*Task set*:
- 1) In the REBOL post on phrase frequency, set down word for word the passage starting with "ask on the list" and going on through "hash! (length? buf)".
- 2) According to the goal quoted in the REBOL post on phrase frequency, what length of phrase is to be processed first?

*Given text*:
[start]
[REBOL] Re: Frequency of phrases
From: tomc:darkwing:uoregon at: 23-Aug-2002 11:50
On Thu, 22 Aug 2002, Louis A. Turk wrote:
> Hi rebols,
>
> Goal: To find the length and frequency of use of all the unique phrases in
> a text file.
>
> Phrase: A phrase will be defined as a string len characters long and with a
> space at each end. All phrases 100 characters long are to be processed
> first, then all phrases of length len - 1 and so on until len = 5.
>
> The text file: To simplify things, manually place a space at the beginning
> and at the end of the file to be processed. To further simplify things,
> place a space before all punctuation marks.
>
> Achieving this goal is proving to be quite a bit more complicated then I
> thought at first, and will be extremely time consuming if not done properly.
>
> What is the best way to do this?
ask on the list then pick your solution
> Louis
quick and dirty
rebol[]
buf: read %<whatever>
replace/all buf "^/" " "
replace/all buf "." " ."
replace/all buf "!" " !"
replace/all buf "?" " ?"
replace/all buf " " " "
insert buf " "
append buf " "
end: index? next find/reverse find/last buf " " " "
hsh: make hash! (length? buf)
cnt: 0
phr: copy ""
fub: copy ""
while [(index? buf) < end] [
fub: find next find next find buf " " " " " "
phr: trim copy/part buf either fub
[fub][fub: back tail buf]
while[all[(length? phr) < 101
(length? parse phr none) > 2
not tail? fub] ][
cnt: select hsh phr
either cnt
[change next find hsh phr (cnt + 1)]
[append hsh reduce[:phr 1]]
fub: next find fub " "
either fub
[phr: trim copy/part buf fub]
[fub: tail buf]
]
buf: next find buf " "
]
shsh: copy []
foreach [k v] hsh [append/only shsh reduce[k v] ]
sort/compare shsh func[a b][a/2 > b/2]
foreach sh shsh [print sh]
--------------------------------------------
not so sure I would want phrases to span over
sentence ending puncuation but that is what you asked for
[end]
*Data excerpts*:
[start]
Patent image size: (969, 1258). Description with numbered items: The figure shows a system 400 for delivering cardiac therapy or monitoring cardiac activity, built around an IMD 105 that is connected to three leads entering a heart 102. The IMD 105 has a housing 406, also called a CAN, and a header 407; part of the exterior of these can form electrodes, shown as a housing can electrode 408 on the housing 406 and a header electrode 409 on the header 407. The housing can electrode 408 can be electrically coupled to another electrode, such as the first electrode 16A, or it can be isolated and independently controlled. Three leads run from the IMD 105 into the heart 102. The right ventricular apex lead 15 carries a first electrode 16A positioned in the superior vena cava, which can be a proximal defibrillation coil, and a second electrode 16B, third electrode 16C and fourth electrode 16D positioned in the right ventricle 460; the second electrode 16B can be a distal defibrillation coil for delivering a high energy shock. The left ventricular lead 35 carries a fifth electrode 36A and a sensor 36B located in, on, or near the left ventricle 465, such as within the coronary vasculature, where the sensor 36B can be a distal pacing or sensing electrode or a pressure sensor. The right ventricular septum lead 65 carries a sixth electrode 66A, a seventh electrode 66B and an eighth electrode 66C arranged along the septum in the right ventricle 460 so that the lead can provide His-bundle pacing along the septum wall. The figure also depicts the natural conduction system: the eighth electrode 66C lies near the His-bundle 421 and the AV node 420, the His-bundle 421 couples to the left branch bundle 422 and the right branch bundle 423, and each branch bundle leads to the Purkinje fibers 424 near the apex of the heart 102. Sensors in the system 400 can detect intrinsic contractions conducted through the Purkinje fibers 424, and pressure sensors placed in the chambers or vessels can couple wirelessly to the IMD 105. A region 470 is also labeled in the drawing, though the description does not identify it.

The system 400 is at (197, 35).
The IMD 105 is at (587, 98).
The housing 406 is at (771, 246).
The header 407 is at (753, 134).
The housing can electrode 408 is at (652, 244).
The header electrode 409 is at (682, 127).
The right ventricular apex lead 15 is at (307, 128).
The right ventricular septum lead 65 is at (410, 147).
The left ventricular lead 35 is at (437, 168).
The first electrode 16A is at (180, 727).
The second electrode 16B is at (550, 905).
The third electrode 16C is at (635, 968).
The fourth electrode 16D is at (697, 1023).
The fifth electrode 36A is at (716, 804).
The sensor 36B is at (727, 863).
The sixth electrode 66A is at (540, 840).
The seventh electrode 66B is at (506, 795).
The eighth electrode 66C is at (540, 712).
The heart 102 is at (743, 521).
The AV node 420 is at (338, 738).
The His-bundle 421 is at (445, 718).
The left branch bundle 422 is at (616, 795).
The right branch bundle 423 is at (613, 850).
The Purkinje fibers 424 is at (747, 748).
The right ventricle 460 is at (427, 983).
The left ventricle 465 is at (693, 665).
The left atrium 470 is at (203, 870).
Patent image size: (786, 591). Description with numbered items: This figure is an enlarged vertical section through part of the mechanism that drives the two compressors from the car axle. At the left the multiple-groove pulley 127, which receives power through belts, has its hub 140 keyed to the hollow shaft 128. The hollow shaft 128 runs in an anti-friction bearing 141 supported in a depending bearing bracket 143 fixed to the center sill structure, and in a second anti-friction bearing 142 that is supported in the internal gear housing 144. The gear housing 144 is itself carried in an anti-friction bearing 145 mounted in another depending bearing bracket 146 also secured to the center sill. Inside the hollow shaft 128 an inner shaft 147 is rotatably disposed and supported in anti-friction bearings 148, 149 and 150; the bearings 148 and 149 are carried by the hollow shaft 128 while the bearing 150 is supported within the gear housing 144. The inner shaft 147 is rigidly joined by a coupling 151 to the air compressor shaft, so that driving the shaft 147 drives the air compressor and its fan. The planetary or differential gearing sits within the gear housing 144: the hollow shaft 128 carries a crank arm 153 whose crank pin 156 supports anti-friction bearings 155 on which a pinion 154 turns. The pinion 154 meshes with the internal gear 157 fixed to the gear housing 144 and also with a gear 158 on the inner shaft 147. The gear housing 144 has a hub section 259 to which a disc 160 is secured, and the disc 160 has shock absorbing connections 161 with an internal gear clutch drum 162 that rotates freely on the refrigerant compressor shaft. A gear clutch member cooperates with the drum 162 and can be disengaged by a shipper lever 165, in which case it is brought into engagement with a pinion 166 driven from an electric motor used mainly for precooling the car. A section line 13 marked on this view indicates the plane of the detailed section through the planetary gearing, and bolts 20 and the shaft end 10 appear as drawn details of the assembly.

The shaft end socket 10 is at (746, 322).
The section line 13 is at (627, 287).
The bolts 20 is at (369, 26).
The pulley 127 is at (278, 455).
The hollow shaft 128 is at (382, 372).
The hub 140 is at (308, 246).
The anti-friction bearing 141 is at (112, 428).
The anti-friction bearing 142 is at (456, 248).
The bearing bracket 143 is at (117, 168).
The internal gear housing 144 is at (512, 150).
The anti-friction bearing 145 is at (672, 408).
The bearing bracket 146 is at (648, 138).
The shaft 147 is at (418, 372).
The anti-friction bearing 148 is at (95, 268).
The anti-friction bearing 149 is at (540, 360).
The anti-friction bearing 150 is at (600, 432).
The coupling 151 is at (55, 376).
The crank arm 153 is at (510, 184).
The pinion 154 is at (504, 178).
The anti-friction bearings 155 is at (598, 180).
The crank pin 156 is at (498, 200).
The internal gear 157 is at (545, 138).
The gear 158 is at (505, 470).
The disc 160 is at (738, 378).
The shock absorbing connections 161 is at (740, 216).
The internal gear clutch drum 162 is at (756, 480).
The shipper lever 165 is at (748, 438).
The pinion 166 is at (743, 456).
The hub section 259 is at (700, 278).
[end]
*Problem solutions*:
- 1)
ask on the list then pick your solution
> Louis
quick and dirty
rebol[]
buf: read %<whatever>
replace/all buf "^/" " "
replace/all buf "." " ."
replace/all buf "!" " !"
replace/all buf "?" " ?"
replace/all buf " " " "
insert buf " "
append buf " "
end: index? next find/reverse find/last buf " " " "
hsh: make hash! (length? buf)

- 2) Phrases 100 characters long are to be processed first.